> **DIRECTIONS FOR THIS TASK**
All lines in which the word "title" occurs are to be extracted.

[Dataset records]

┄┄┄┄┄┄┄┄┄┄┄┄┄┄┄┄┄┄┄┄

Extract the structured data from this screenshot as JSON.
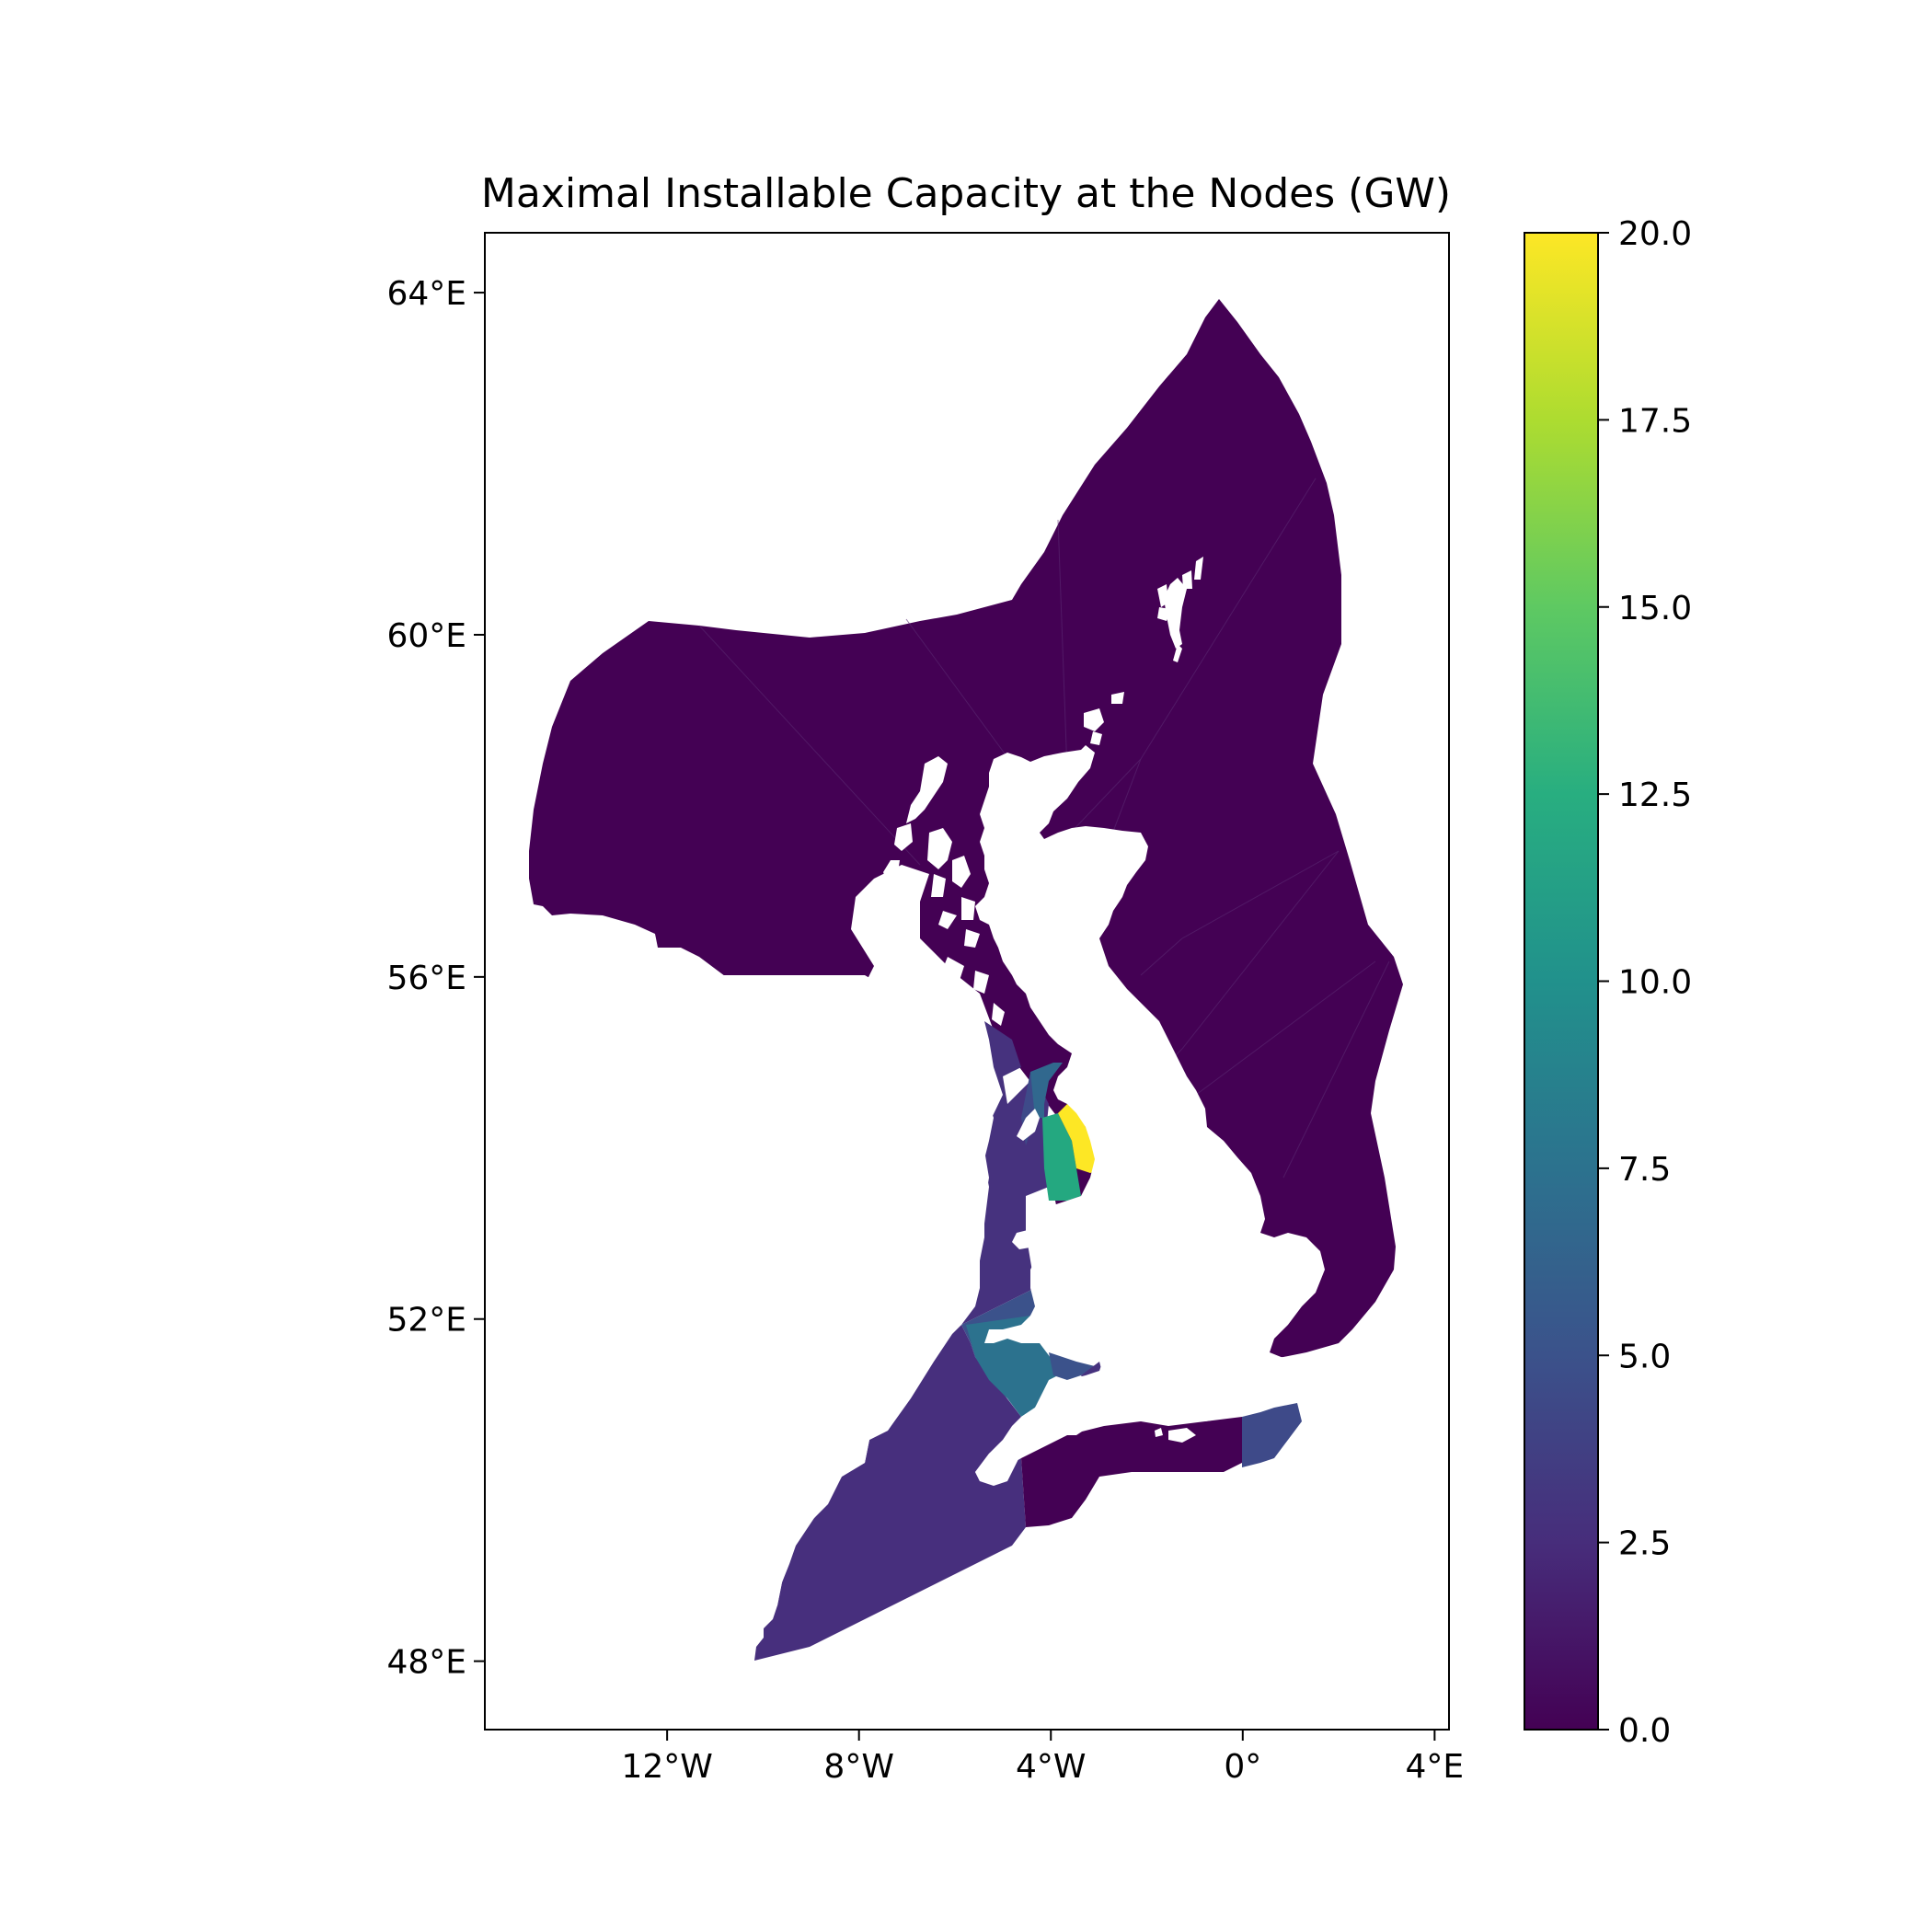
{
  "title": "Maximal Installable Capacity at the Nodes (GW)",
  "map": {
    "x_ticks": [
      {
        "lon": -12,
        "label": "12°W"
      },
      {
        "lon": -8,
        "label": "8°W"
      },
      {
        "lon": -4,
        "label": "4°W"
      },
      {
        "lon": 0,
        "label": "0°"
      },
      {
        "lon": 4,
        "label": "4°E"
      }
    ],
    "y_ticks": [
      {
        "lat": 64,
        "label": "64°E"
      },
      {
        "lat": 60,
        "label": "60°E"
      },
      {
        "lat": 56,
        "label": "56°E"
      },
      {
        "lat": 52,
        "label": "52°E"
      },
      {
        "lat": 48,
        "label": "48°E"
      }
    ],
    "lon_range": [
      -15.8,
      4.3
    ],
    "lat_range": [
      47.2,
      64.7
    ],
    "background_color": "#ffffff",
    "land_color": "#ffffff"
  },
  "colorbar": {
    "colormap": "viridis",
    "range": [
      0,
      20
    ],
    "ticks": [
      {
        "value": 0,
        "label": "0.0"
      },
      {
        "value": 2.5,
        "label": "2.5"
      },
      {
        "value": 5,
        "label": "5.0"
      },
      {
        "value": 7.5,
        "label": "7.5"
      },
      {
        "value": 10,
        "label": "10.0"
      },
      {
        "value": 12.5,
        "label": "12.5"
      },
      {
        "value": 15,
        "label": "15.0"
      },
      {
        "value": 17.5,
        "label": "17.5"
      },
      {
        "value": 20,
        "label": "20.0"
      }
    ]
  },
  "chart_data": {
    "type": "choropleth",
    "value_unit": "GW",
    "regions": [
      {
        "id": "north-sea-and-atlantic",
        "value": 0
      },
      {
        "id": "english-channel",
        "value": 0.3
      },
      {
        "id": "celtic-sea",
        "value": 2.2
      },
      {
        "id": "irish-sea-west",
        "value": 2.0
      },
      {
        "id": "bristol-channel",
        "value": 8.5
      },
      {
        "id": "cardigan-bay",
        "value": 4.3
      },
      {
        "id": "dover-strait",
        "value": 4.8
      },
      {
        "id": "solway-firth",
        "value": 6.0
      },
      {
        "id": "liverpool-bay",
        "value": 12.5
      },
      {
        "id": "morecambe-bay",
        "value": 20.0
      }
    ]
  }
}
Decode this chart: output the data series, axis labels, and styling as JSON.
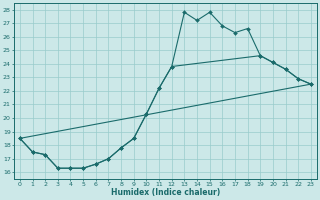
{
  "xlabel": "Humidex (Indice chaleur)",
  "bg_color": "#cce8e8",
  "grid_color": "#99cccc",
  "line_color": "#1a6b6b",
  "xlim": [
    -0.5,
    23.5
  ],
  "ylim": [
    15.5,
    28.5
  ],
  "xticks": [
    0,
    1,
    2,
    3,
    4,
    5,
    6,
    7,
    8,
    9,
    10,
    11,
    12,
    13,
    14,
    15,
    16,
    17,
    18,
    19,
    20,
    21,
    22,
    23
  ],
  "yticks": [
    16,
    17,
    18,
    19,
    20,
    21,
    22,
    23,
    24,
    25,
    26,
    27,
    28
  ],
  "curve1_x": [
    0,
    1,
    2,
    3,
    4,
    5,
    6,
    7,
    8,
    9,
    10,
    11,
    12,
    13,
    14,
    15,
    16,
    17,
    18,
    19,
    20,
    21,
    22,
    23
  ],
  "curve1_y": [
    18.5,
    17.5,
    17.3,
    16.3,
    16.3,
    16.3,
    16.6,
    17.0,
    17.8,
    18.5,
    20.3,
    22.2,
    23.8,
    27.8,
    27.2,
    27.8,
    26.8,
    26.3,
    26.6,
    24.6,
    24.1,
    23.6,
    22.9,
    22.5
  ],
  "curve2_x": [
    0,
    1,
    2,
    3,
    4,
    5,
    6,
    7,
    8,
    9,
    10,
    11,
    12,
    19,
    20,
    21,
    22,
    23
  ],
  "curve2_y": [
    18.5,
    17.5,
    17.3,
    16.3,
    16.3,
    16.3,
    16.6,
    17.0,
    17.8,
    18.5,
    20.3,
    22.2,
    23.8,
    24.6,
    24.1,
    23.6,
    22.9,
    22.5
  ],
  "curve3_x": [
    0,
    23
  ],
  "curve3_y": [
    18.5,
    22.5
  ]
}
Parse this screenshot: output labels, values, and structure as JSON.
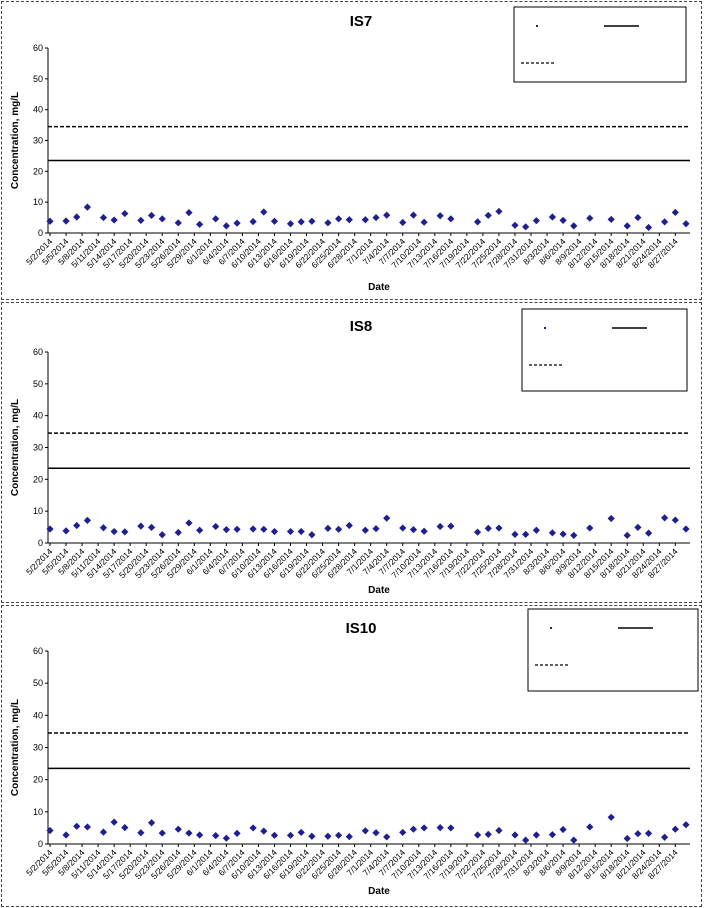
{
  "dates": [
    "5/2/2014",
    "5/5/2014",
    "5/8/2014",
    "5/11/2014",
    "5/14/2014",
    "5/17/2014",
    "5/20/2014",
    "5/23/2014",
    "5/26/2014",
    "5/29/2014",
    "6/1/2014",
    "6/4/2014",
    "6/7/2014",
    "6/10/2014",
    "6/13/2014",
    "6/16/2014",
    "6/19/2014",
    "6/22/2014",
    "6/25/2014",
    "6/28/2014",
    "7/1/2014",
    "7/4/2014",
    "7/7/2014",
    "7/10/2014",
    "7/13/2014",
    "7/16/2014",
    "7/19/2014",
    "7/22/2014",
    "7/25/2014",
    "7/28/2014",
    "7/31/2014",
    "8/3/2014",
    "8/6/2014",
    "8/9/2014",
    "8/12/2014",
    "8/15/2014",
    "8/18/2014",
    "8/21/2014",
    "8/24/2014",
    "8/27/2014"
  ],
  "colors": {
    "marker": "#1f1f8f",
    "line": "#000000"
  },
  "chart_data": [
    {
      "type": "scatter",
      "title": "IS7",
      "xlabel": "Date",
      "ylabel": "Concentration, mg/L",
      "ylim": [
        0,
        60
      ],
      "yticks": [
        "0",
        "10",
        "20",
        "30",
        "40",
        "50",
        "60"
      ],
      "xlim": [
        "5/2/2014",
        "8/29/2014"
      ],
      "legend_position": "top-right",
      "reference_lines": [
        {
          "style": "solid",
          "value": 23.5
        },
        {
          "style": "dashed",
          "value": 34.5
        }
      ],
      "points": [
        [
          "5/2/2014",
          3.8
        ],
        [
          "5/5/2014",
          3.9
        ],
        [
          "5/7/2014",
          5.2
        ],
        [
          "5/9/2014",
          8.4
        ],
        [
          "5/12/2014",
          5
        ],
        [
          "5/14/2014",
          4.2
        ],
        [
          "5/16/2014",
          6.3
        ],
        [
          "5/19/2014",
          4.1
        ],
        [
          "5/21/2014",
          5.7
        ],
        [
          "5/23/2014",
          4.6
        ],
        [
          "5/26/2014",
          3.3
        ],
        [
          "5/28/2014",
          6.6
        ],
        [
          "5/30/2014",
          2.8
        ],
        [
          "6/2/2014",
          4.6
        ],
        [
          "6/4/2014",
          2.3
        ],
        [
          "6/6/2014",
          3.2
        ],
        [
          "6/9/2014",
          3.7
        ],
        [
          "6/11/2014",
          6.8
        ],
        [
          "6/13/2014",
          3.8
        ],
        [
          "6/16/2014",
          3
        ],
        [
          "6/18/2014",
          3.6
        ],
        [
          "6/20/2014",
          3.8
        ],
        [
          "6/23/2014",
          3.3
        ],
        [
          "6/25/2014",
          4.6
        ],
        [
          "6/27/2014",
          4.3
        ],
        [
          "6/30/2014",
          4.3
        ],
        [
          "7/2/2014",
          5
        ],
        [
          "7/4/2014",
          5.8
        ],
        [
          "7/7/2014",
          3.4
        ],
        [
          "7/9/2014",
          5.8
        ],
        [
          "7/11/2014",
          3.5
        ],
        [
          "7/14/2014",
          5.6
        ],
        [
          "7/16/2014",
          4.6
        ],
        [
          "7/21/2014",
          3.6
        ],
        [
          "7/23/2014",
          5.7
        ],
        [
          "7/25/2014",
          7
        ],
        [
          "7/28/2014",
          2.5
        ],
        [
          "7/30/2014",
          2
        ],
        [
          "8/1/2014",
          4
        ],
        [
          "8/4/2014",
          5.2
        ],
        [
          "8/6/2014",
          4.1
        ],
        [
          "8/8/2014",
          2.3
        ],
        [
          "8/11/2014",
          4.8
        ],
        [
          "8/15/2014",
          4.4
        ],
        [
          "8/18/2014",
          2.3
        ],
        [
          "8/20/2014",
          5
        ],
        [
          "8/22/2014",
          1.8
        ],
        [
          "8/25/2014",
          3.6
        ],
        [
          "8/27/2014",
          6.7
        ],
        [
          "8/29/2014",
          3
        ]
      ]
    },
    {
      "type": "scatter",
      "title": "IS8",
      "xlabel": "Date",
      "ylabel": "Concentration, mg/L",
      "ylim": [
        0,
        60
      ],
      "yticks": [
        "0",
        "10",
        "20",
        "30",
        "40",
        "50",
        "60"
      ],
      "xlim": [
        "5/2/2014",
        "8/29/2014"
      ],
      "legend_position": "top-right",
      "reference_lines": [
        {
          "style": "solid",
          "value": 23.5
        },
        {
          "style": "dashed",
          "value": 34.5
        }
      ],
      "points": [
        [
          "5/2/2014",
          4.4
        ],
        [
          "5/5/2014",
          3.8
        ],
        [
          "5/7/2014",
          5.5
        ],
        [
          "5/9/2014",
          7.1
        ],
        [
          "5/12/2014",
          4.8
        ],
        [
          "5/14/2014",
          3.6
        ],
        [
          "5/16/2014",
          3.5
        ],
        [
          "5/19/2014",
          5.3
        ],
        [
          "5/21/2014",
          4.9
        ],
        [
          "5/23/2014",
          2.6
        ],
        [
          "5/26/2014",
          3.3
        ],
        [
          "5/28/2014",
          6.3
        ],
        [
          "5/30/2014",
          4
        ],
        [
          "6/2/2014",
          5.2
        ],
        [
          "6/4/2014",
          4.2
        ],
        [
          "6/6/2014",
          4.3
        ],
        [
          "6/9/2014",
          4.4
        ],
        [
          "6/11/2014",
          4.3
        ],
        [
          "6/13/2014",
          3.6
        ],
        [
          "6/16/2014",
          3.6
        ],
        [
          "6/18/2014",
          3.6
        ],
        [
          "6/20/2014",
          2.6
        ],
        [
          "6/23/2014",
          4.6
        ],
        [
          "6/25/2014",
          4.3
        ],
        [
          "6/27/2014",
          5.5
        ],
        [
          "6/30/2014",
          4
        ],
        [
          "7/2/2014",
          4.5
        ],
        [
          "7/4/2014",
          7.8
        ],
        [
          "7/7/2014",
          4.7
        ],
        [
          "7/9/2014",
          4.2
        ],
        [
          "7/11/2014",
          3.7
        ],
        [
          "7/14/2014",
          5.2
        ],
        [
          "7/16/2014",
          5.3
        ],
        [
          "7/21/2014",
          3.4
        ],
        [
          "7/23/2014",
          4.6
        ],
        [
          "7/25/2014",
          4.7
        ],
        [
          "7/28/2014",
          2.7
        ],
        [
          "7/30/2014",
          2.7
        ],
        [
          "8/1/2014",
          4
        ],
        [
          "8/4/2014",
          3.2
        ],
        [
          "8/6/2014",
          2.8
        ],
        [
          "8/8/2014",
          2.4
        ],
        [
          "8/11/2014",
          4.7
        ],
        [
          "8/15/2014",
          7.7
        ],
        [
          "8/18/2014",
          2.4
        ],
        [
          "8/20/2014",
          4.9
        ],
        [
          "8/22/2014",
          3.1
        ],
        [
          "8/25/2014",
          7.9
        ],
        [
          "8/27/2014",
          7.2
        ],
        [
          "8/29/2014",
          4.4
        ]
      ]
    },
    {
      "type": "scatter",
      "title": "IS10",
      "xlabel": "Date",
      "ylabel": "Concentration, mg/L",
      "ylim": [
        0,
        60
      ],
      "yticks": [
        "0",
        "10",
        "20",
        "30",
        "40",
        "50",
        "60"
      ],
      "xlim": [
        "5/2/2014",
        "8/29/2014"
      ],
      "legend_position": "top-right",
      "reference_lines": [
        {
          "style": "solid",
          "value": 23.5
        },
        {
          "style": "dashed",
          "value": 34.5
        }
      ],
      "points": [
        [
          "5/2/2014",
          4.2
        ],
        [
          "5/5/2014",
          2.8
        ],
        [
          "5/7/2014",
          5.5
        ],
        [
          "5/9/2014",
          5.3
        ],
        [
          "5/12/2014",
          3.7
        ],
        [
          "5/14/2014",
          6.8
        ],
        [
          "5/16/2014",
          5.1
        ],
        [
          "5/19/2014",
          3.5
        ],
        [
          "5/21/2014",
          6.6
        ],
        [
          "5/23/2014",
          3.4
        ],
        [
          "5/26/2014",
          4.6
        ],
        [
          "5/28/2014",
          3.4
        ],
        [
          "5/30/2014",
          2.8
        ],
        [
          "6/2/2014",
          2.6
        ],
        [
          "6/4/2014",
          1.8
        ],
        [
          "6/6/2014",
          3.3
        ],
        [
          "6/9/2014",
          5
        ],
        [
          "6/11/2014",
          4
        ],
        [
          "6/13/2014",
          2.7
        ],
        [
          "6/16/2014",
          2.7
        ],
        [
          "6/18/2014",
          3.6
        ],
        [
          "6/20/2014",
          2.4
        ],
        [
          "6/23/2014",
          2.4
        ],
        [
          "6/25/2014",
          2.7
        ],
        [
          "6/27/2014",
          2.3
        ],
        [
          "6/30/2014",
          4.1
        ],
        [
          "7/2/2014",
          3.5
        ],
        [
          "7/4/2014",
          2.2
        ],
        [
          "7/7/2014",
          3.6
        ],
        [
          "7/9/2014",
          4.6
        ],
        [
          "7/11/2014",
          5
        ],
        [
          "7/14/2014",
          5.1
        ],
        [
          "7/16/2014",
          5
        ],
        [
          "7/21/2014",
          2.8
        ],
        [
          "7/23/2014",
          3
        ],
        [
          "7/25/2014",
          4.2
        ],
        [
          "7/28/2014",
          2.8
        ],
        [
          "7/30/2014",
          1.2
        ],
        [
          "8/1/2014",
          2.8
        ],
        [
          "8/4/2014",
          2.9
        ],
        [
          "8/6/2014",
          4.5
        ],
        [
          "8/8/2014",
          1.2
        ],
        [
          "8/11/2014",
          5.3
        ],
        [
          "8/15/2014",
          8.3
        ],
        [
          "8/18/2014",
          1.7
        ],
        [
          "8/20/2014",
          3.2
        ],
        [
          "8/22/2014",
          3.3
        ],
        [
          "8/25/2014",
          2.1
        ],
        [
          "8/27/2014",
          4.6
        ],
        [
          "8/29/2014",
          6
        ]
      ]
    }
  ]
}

┄┄┄┄┄┄┄┄┄┄┄┄┄┄┄┄┄┄┄┄

> **WRITTEN ANSWER**
  "title": "Maximal Installable Capacity at the Nodes (GW)",
      "title": "IS7",
      "title": "IS8",
      "title": "IS10",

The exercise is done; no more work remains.